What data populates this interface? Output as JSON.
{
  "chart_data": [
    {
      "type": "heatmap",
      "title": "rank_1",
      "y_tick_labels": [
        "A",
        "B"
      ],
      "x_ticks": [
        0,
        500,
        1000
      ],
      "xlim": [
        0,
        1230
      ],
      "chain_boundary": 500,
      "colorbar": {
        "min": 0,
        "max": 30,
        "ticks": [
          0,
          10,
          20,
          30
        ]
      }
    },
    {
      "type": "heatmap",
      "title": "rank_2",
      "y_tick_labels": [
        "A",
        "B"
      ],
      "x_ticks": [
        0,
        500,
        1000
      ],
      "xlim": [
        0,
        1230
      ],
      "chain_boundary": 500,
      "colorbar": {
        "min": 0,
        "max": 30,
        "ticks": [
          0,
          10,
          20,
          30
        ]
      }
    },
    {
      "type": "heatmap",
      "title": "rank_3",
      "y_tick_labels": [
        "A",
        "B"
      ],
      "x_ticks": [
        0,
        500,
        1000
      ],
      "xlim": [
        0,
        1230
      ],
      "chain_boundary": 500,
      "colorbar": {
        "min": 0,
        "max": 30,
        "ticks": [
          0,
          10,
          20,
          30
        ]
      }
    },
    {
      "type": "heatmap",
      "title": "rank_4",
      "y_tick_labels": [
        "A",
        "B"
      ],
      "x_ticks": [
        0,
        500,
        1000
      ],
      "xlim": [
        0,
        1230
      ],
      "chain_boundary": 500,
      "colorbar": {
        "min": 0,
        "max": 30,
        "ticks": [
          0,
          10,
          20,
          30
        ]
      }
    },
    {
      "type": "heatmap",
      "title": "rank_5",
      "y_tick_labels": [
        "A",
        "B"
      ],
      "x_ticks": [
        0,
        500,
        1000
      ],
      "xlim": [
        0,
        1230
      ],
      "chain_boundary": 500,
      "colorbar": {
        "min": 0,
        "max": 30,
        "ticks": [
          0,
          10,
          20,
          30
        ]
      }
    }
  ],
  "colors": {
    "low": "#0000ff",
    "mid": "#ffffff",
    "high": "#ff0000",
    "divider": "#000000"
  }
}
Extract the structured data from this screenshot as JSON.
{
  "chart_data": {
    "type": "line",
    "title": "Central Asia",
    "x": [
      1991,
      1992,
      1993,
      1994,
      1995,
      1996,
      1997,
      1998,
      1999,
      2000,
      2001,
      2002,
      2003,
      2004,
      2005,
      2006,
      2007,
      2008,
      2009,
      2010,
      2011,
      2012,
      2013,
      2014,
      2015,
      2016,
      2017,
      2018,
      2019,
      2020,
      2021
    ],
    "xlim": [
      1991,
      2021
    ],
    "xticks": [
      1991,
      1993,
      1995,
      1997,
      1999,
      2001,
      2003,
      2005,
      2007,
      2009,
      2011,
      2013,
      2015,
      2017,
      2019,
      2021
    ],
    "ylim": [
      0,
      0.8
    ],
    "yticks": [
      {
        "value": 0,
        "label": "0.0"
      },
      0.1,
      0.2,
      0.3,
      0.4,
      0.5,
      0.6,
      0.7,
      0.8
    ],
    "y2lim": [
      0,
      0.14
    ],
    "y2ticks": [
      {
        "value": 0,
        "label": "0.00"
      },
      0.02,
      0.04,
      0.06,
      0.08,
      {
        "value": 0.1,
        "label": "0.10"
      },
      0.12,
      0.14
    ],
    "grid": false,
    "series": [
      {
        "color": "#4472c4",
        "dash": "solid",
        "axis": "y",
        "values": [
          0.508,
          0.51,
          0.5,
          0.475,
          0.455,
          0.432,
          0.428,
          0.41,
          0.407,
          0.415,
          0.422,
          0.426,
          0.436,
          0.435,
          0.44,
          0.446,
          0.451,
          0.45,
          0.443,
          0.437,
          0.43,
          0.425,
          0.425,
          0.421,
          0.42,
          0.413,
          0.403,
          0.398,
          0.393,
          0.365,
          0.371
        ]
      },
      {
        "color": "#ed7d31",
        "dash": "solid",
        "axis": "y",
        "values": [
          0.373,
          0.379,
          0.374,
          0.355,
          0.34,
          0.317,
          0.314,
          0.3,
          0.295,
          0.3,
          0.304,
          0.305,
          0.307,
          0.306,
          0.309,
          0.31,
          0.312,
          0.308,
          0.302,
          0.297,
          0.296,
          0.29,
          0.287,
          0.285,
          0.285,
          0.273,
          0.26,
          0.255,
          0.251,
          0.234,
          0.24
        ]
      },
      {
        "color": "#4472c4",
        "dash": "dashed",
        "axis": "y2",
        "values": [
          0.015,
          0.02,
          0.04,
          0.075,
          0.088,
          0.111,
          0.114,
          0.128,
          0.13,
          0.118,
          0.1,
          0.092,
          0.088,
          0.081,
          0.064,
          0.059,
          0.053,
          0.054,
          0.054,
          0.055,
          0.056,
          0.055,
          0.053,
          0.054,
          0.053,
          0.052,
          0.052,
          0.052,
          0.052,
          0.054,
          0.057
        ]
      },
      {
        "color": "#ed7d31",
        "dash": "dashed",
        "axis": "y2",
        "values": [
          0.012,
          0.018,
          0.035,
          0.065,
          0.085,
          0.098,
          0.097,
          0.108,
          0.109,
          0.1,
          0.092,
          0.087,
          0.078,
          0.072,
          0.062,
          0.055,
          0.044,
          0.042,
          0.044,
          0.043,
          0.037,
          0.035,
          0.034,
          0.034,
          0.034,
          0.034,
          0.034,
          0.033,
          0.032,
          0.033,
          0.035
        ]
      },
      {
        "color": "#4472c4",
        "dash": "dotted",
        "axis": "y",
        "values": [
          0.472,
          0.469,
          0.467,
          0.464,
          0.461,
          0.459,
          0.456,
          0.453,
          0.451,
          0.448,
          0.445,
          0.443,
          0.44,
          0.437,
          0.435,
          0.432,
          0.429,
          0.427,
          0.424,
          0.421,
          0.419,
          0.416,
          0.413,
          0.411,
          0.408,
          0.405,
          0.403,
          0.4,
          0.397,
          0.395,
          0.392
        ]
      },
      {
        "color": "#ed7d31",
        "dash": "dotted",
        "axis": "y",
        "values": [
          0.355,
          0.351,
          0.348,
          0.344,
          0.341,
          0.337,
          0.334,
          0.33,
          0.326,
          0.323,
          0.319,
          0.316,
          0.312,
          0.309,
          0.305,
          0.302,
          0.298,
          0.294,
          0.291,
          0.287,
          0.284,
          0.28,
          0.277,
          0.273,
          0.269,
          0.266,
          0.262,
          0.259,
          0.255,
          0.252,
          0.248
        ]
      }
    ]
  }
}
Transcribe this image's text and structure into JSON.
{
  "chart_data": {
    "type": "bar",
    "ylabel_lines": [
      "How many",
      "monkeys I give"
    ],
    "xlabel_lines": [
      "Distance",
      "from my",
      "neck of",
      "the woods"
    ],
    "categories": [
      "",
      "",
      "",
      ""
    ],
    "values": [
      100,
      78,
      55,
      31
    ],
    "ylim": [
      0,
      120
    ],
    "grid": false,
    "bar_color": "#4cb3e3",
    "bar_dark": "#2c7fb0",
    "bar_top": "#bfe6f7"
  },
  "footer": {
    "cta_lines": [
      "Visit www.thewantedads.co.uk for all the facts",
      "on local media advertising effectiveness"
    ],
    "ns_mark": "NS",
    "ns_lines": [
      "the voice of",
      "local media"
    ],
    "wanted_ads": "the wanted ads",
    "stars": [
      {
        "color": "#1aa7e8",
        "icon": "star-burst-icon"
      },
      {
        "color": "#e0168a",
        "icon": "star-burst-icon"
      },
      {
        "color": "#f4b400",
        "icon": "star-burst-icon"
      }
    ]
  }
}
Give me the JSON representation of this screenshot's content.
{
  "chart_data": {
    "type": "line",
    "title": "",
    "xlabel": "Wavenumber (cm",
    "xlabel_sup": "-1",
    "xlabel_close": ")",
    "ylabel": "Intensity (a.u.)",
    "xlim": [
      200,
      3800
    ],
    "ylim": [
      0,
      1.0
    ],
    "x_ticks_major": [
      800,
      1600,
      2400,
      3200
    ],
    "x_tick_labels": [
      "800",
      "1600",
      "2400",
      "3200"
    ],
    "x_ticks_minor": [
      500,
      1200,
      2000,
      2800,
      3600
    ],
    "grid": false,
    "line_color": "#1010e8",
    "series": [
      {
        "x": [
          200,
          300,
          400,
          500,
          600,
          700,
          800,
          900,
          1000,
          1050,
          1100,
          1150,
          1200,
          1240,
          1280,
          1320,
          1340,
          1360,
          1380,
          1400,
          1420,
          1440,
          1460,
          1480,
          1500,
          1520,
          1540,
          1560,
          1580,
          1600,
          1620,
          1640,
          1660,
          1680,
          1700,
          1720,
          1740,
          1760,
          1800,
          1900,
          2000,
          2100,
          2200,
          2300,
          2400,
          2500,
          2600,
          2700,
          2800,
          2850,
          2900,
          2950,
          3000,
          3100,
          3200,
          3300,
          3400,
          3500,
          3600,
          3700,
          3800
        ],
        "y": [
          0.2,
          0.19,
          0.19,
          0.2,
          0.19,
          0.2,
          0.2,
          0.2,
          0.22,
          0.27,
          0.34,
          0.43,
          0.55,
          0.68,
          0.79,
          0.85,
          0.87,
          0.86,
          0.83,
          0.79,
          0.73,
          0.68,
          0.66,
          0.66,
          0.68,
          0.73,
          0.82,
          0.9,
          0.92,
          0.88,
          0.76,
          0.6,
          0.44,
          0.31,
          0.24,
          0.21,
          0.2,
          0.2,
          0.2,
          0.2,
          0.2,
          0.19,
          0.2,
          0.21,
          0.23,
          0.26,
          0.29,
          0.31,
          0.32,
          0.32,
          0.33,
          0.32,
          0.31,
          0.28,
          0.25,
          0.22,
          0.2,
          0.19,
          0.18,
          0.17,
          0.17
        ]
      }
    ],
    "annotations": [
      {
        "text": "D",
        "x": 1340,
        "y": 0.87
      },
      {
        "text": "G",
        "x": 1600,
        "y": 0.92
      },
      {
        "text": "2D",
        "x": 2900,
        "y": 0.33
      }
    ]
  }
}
══════════════════════════════
DIRECTION → Look through the data and gather every line with the string "text" in it.

WRITTEN ANSWER →
Transcribe this image's text and structure into JSON.
        "text": "D",
        "text": "G",
        "text": "2D",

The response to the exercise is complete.